Give the listing again exactly, omitting its images.

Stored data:
begin

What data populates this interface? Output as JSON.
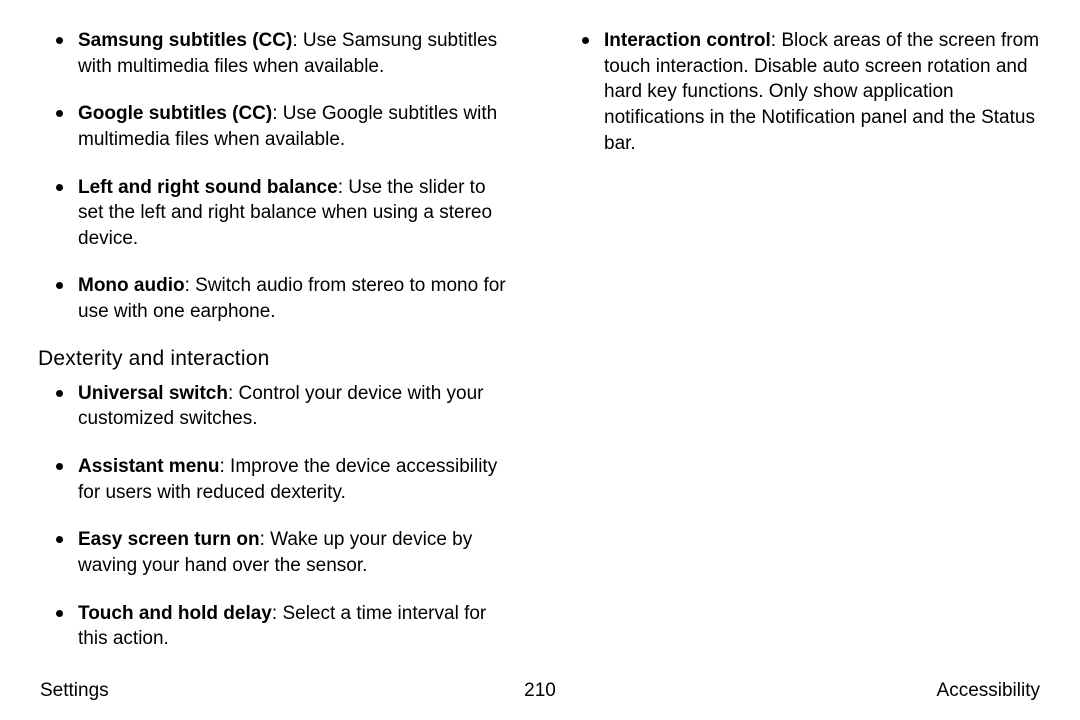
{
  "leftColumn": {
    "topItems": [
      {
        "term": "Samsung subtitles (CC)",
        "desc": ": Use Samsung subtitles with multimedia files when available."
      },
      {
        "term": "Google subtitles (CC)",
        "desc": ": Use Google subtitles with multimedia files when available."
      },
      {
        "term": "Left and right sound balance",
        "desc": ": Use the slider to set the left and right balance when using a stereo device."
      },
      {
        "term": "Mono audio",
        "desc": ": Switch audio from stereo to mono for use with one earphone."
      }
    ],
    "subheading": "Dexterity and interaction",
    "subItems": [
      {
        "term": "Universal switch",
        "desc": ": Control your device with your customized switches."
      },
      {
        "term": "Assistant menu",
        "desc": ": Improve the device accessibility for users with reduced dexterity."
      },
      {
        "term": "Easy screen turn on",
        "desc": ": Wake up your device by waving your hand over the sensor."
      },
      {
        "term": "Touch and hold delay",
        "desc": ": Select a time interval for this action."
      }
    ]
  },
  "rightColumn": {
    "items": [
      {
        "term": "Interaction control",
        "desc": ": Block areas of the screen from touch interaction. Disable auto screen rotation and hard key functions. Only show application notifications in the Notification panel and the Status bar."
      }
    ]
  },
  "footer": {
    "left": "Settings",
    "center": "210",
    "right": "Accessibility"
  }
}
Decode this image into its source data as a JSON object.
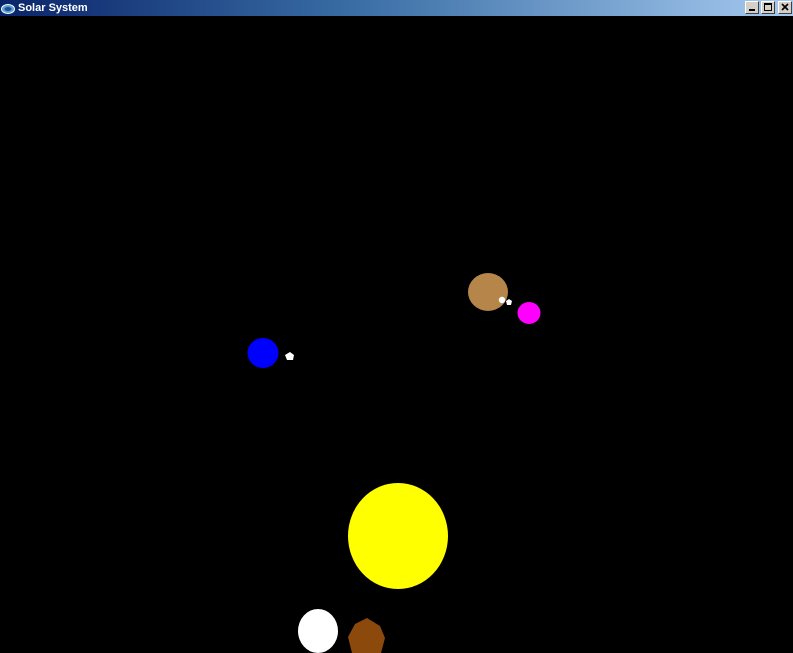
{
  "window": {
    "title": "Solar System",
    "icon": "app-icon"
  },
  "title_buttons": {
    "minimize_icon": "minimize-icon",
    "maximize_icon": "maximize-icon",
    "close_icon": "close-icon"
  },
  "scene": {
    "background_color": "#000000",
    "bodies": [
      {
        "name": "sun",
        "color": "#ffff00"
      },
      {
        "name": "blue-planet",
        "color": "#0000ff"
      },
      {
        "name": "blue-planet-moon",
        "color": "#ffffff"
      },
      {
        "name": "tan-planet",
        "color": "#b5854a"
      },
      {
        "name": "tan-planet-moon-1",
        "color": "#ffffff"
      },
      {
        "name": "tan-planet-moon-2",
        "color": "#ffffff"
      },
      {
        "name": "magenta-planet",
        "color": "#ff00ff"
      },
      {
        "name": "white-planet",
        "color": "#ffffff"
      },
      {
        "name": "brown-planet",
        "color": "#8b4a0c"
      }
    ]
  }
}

end

• SOLUTION TO THIS TASK:
What data populates this interface? Output as JSON.
{
  "leftColumn": {
    "topItems": [
      {
        "term": "Samsung subtitles (CC)",
        "desc": ": Use Samsung subtitles with multimedia files when available."
      },
      {
        "term": "Google subtitles (CC)",
        "desc": ": Use Google subtitles with multimedia files when available."
      },
      {
        "term": "Left and right sound balance",
        "desc": ": Use the slider to set the left and right balance when using a stereo device."
      },
      {
        "term": "Mono audio",
        "desc": ": Switch audio from stereo to mono for use with one earphone."
      }
    ],
    "subheading": "Dexterity and interaction",
    "subItems": [
      {
        "term": "Universal switch",
        "desc": ": Control your device with your customized switches."
      },
      {
        "term": "Assistant menu",
        "desc": ": Improve the device accessibility for users with reduced dexterity."
      },
      {
        "term": "Easy screen turn on",
        "desc": ": Wake up your device by waving your hand over the sensor."
      },
      {
        "term": "Touch and hold delay",
        "desc": ": Select a time interval for this action."
      }
    ]
  },
  "rightColumn": {
    "items": [
      {
        "term": "Interaction control",
        "desc": ": Block areas of the screen from touch interaction. Disable auto screen rotation and hard key functions. Only show application notifications in the Notification panel and the Status bar."
      }
    ]
  },
  "footer": {
    "left": "Settings",
    "center": "210",
    "right": "Accessibility"
  }
}
Decode this image into its source data as a JSON object.
{
  "window": {
    "title": "Solar System",
    "icon": "app-icon"
  },
  "title_buttons": {
    "minimize_icon": "minimize-icon",
    "maximize_icon": "maximize-icon",
    "close_icon": "close-icon"
  },
  "scene": {
    "background_color": "#000000",
    "bodies": [
      {
        "name": "sun",
        "color": "#ffff00"
      },
      {
        "name": "blue-planet",
        "color": "#0000ff"
      },
      {
        "name": "blue-planet-moon",
        "color": "#ffffff"
      },
      {
        "name": "tan-planet",
        "color": "#b5854a"
      },
      {
        "name": "tan-planet-moon-1",
        "color": "#ffffff"
      },
      {
        "name": "tan-planet-moon-2",
        "color": "#ffffff"
      },
      {
        "name": "magenta-planet",
        "color": "#ff00ff"
      },
      {
        "name": "white-planet",
        "color": "#ffffff"
      },
      {
        "name": "brown-planet",
        "color": "#8b4a0c"
      }
    ]
  }
}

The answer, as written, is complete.